**文档段落:**
倾诉人:兰晰,38岁,会计师
倾诉内容:“我是一个刚刚从精神病院出来的女人,我在里面住了两个月,只是为了逃避和老公离婚。后来,是我想通了自己决定出来的。上个星期,我结束了15年的婚姻。你愿意听听我的故事吗?”兰晰是一个思路清晰、说话正常的女人。是一段什么样的感情,把她逼进了精神病院?
1.一个我看不见的女人
2007年夏天开始,我觉得在我和黎刚之间隔着层什么。那不是一层纸,也不是一层纱,而是一个女人,我看不见的女人。黎刚习惯性地晚归、手机铃响他不是去卫生间就是去阳台、那件蓝格子的衬衣不是我给他买的……
我照常上班下班,回家做饭、洗衣、辅导上小学的儿子做作业并签字。在孩子面前我要做个微笑的妈妈,不能让我的情绪污染他幼小的心灵;在老人面前我要做个开心的媳妇,不能让七老八十的人为我们这些晚辈操心;在单位里我该说要说,该笑要笑,不能让人从我的脸上看出任何的破绽,引发任何的猜疑,不然那些长舌妇饶不了我。
我把自己的悲哀包裹得很深,而我母亲就是这样忍过来的,当年我的父亲也曾有外遇。后来我长大了,以成年女人的身份和母亲聊过这件事:“你怎么不伤心呢?”“等他玩不动了他自然会回来的。”母亲的口气就像在说一个贪玩的孩子。

文档结构识别数据
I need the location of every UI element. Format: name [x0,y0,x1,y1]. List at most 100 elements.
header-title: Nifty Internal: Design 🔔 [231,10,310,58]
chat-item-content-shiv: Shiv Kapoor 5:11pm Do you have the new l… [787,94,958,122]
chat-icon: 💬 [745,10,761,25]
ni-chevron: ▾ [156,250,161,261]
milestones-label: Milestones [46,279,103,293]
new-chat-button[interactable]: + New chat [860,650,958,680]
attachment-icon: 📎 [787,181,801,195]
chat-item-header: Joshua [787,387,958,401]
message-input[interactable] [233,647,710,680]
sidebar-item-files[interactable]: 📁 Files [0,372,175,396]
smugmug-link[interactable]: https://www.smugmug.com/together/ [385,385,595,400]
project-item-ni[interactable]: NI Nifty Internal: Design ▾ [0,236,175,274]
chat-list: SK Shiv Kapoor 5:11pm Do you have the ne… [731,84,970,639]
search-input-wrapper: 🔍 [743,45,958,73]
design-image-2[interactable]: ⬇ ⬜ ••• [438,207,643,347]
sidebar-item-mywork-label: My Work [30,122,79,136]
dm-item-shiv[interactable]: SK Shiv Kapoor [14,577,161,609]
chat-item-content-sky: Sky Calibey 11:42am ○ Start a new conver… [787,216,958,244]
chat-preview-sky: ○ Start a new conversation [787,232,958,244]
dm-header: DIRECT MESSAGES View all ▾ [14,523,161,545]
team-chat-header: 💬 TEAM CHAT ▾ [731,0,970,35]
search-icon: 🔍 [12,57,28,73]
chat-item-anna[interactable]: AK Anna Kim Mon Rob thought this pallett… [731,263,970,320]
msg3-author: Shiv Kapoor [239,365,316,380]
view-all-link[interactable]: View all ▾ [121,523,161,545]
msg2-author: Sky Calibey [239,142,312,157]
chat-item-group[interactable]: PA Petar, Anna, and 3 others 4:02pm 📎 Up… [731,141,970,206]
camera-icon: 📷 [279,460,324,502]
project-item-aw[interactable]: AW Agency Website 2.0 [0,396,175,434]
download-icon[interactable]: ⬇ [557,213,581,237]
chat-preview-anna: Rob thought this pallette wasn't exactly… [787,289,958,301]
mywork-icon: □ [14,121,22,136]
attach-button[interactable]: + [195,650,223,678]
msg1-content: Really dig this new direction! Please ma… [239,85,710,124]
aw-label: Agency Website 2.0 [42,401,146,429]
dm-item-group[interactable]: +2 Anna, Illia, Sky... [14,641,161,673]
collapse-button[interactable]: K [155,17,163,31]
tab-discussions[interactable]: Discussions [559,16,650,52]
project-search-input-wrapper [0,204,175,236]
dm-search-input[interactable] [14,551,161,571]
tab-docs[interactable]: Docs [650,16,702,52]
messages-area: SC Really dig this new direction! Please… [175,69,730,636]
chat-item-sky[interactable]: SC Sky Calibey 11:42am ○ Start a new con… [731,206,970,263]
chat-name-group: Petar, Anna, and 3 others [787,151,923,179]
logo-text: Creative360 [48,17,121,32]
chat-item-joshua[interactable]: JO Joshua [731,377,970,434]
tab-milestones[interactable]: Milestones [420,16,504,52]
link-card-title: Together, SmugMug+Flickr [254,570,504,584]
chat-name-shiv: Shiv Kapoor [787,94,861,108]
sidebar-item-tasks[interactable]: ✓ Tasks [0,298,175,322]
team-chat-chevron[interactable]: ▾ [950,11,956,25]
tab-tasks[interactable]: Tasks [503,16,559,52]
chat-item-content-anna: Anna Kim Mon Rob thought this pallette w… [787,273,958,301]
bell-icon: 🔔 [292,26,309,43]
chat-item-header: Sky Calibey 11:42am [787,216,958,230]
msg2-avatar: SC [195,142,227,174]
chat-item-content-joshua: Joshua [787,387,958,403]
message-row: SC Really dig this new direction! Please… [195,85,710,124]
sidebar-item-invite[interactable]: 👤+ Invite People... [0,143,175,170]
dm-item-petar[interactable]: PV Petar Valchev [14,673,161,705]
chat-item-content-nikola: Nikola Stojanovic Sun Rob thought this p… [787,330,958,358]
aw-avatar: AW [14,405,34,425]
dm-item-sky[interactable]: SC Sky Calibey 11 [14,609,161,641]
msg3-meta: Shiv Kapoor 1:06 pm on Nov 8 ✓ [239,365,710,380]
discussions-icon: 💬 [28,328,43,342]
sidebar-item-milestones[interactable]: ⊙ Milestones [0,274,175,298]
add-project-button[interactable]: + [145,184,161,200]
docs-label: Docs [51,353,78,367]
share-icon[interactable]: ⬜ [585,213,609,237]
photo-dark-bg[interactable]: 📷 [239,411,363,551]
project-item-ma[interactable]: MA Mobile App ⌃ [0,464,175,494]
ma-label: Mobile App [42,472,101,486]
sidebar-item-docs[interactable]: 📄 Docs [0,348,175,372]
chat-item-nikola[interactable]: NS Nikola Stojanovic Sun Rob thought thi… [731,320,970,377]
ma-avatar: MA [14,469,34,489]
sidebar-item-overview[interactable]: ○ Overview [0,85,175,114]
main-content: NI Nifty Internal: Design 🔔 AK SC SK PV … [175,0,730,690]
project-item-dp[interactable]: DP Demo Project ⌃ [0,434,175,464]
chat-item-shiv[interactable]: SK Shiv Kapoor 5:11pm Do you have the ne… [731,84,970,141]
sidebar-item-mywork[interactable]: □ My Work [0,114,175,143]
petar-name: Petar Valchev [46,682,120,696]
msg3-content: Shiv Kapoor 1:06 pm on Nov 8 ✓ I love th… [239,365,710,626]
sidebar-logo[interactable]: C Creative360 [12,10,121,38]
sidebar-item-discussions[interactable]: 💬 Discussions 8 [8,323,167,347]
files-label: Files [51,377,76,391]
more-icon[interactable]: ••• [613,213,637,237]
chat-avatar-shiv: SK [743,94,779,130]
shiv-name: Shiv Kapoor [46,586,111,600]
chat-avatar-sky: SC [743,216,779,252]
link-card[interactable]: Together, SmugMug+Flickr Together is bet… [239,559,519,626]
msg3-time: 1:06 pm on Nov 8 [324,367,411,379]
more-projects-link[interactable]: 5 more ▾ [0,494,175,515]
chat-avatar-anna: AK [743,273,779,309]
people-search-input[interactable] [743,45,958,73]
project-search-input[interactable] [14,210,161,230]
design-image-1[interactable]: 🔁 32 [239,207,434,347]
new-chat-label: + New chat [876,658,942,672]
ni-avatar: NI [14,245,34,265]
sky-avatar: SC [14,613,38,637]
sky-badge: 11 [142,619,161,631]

**任务要求:** 从兰晰婚姻倾诉一文的最后一句之后继续往下写。

**练习结果:**
我的耐受力是如此有限。那天晚上,黎刚少有地按时回家,儿子立即就粘上去,叽叽喳喳说个不停,不到三分钟,手机铃又响了。他对着手机说了半个多钟头,很暧昧的笑、很亲切的声音,儿子委屈地站在一边,我实在看不过眼了:“黎刚,你太过分了!”“我怎么过分了?不就是打个电话嘛!”黎刚关了手机冲我嚷。
“你不要以为你做的那些事别人不知道,我不说,是给你面子。”终于,我还是把那层窗户纸撕破了。屋里的空气迅速地凝固起来。黎刚死死地盯着我,我也就迎着他的目光。最后,他砰的一声摔门而去。
从那之后,他就很少回家。2008年过年前,他给家里打了个电话,通知我和孩子腊月二十八回他家吃年饭。“我单位有事,我直接过去。你把孩子带好。”我知道他在骗我,但我也不说什么,我不想破坏过年的气氛。